__Chart and figure data__
________
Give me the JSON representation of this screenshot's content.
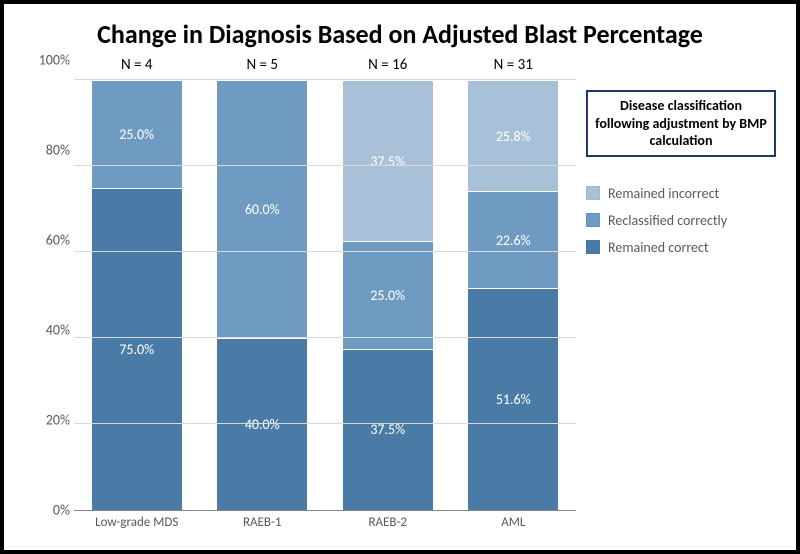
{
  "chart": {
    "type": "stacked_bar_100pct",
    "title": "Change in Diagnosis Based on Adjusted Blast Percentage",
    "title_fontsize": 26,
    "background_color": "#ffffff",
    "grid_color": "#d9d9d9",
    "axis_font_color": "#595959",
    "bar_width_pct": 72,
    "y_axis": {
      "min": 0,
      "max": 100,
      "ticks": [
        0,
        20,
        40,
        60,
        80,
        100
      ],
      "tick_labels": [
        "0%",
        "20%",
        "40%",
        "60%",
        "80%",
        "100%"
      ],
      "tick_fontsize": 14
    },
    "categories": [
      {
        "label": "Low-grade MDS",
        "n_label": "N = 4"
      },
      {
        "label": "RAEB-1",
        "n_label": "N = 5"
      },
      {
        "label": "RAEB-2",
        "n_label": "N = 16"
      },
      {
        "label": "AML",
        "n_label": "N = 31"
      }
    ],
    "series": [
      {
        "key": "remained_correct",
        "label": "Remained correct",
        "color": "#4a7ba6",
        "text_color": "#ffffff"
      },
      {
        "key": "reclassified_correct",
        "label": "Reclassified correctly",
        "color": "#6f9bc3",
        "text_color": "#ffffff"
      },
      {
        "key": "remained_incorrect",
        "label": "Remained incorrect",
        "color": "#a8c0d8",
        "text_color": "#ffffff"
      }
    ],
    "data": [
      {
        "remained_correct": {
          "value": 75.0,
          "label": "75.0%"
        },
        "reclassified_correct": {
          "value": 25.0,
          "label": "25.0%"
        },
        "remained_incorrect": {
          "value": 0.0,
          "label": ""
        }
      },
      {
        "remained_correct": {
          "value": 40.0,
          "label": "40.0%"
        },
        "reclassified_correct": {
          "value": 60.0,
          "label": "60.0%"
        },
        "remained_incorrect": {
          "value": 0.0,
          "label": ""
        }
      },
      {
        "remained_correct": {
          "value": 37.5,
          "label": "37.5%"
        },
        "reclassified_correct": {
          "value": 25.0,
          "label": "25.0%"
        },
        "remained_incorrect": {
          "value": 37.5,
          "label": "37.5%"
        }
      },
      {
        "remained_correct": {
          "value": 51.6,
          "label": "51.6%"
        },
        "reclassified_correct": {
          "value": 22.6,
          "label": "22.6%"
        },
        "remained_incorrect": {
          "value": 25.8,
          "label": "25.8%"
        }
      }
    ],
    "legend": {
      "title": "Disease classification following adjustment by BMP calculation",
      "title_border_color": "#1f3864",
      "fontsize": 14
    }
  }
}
________
__Aim__
Extract the full listing above verbatim; pictures are to be left out of the copy.

__Result__
Give me the JSON representation of this screenshot's content.
{
  "chart": {
    "type": "stacked_bar_100pct",
    "title": "Change in Diagnosis Based on Adjusted Blast Percentage",
    "title_fontsize": 26,
    "background_color": "#ffffff",
    "grid_color": "#d9d9d9",
    "axis_font_color": "#595959",
    "bar_width_pct": 72,
    "y_axis": {
      "min": 0,
      "max": 100,
      "ticks": [
        0,
        20,
        40,
        60,
        80,
        100
      ],
      "tick_labels": [
        "0%",
        "20%",
        "40%",
        "60%",
        "80%",
        "100%"
      ],
      "tick_fontsize": 14
    },
    "categories": [
      {
        "label": "Low-grade MDS",
        "n_label": "N = 4"
      },
      {
        "label": "RAEB-1",
        "n_label": "N = 5"
      },
      {
        "label": "RAEB-2",
        "n_label": "N = 16"
      },
      {
        "label": "AML",
        "n_label": "N = 31"
      }
    ],
    "series": [
      {
        "key": "remained_correct",
        "label": "Remained correct",
        "color": "#4a7ba6",
        "text_color": "#ffffff"
      },
      {
        "key": "reclassified_correct",
        "label": "Reclassified correctly",
        "color": "#6f9bc3",
        "text_color": "#ffffff"
      },
      {
        "key": "remained_incorrect",
        "label": "Remained incorrect",
        "color": "#a8c0d8",
        "text_color": "#ffffff"
      }
    ],
    "data": [
      {
        "remained_correct": {
          "value": 75.0,
          "label": "75.0%"
        },
        "reclassified_correct": {
          "value": 25.0,
          "label": "25.0%"
        },
        "remained_incorrect": {
          "value": 0.0,
          "label": ""
        }
      },
      {
        "remained_correct": {
          "value": 40.0,
          "label": "40.0%"
        },
        "reclassified_correct": {
          "value": 60.0,
          "label": "60.0%"
        },
        "remained_incorrect": {
          "value": 0.0,
          "label": ""
        }
      },
      {
        "remained_correct": {
          "value": 37.5,
          "label": "37.5%"
        },
        "reclassified_correct": {
          "value": 25.0,
          "label": "25.0%"
        },
        "remained_incorrect": {
          "value": 37.5,
          "label": "37.5%"
        }
      },
      {
        "remained_correct": {
          "value": 51.6,
          "label": "51.6%"
        },
        "reclassified_correct": {
          "value": 22.6,
          "label": "22.6%"
        },
        "remained_incorrect": {
          "value": 25.8,
          "label": "25.8%"
        }
      }
    ],
    "legend": {
      "title": "Disease classification following adjustment by BMP calculation",
      "title_border_color": "#1f3864",
      "fontsize": 14
    }
  }
}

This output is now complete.